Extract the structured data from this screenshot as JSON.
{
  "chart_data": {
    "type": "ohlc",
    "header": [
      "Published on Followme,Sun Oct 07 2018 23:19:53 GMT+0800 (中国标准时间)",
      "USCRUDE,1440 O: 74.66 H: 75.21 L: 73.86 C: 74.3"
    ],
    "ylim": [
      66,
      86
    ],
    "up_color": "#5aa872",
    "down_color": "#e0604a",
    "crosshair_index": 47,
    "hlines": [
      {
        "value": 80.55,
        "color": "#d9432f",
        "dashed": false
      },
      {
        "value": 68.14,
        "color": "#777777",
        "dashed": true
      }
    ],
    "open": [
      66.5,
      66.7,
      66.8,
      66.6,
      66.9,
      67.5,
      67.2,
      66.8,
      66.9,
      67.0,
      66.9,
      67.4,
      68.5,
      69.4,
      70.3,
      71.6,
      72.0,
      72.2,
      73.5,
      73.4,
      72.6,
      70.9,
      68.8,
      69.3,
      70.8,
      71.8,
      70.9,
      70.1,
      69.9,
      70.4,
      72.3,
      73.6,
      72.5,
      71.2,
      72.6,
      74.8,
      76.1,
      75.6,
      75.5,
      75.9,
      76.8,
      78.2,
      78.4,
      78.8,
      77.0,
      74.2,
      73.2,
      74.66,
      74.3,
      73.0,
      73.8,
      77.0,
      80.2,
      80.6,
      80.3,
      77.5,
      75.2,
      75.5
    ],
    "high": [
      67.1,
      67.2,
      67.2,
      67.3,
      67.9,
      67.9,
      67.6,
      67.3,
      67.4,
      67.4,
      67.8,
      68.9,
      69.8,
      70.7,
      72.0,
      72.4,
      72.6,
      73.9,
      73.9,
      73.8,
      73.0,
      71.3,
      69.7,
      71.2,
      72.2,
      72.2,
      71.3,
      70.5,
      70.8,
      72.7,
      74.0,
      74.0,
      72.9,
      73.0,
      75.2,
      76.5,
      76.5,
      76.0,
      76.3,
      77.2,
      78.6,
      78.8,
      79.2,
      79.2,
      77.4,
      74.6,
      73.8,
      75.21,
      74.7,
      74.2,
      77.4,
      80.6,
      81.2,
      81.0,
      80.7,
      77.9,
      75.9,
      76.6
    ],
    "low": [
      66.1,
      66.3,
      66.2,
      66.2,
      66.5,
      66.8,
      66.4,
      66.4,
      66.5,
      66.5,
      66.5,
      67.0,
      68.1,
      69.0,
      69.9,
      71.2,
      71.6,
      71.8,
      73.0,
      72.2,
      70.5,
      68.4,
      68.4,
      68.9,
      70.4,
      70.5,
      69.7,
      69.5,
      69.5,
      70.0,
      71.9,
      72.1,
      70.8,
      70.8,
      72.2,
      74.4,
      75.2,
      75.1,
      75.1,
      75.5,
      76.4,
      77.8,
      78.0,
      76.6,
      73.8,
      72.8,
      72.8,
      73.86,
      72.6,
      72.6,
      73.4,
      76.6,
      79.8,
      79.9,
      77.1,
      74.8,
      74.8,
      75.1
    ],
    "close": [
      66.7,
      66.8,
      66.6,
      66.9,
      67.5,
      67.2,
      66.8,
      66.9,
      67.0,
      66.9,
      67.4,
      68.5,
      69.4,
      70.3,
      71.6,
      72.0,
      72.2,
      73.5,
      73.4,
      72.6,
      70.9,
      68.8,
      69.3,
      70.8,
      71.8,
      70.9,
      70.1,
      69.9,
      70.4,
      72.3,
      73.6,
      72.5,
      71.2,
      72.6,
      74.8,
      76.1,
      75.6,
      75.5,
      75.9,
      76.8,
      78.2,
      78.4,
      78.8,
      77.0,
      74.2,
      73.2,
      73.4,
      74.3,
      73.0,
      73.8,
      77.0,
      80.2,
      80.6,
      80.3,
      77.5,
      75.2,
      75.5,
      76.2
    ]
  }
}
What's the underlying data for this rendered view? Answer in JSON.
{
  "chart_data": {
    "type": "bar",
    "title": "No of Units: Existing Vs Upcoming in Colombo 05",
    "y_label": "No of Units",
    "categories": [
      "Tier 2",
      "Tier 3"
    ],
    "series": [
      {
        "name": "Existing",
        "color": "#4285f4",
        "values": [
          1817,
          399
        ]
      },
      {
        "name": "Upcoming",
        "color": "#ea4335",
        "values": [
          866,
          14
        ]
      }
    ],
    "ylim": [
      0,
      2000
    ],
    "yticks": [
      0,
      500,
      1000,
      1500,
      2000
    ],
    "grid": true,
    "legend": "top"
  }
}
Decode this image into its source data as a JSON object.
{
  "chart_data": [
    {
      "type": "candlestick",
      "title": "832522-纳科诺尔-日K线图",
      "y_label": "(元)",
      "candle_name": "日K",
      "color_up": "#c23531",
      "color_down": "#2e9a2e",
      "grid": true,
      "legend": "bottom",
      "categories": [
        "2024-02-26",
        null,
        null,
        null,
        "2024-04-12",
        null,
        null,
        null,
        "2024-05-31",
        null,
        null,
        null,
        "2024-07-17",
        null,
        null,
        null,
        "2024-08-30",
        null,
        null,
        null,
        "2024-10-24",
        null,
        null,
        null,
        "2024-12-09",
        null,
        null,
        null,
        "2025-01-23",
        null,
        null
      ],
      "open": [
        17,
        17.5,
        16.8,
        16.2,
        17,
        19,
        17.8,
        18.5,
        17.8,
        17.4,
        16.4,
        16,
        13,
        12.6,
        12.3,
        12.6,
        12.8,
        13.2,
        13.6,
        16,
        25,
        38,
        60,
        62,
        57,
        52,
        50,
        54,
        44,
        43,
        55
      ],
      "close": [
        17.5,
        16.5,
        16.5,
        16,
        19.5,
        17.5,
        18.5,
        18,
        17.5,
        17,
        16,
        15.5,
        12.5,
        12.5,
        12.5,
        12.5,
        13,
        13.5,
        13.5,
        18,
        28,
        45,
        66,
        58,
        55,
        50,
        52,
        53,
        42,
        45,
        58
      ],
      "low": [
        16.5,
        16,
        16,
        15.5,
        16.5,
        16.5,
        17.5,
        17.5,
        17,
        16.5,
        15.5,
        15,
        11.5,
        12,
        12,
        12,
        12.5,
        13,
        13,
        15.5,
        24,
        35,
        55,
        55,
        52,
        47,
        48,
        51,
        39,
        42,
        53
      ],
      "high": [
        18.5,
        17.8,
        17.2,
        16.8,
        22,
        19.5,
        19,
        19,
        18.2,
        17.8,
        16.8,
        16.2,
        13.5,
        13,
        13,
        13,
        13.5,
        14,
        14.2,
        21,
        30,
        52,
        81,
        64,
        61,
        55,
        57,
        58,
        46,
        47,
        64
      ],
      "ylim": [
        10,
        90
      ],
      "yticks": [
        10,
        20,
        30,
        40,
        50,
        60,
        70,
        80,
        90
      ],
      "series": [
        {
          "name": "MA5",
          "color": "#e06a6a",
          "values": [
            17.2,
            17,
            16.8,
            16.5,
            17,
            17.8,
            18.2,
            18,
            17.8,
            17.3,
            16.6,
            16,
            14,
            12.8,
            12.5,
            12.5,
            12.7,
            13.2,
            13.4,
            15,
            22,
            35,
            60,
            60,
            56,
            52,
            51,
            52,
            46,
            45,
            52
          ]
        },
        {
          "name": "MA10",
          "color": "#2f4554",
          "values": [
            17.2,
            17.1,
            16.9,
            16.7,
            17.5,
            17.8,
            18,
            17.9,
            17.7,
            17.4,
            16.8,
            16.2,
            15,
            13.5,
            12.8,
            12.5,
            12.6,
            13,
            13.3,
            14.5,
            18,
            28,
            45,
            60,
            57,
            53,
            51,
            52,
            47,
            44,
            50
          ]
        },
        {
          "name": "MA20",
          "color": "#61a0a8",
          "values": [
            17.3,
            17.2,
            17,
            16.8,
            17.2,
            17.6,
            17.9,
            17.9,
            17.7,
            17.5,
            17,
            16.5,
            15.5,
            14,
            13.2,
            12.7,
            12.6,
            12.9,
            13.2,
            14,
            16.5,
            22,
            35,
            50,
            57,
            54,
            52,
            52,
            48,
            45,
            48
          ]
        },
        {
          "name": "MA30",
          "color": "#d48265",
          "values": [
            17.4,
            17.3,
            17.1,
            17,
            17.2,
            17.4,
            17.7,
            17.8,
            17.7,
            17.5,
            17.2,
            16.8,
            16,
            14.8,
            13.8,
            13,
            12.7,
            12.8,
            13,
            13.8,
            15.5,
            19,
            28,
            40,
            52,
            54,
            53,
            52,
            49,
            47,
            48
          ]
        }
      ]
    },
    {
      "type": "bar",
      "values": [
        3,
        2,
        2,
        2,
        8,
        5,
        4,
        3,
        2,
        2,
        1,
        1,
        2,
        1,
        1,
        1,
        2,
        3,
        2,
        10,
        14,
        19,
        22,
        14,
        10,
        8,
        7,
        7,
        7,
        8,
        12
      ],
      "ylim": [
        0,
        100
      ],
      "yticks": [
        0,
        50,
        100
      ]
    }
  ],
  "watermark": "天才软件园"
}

****************************************

__STATED EXERCISE__
Write down the number of lines where the word "Units" appears, and nothing further.

__EXPECTED ANSWER__
2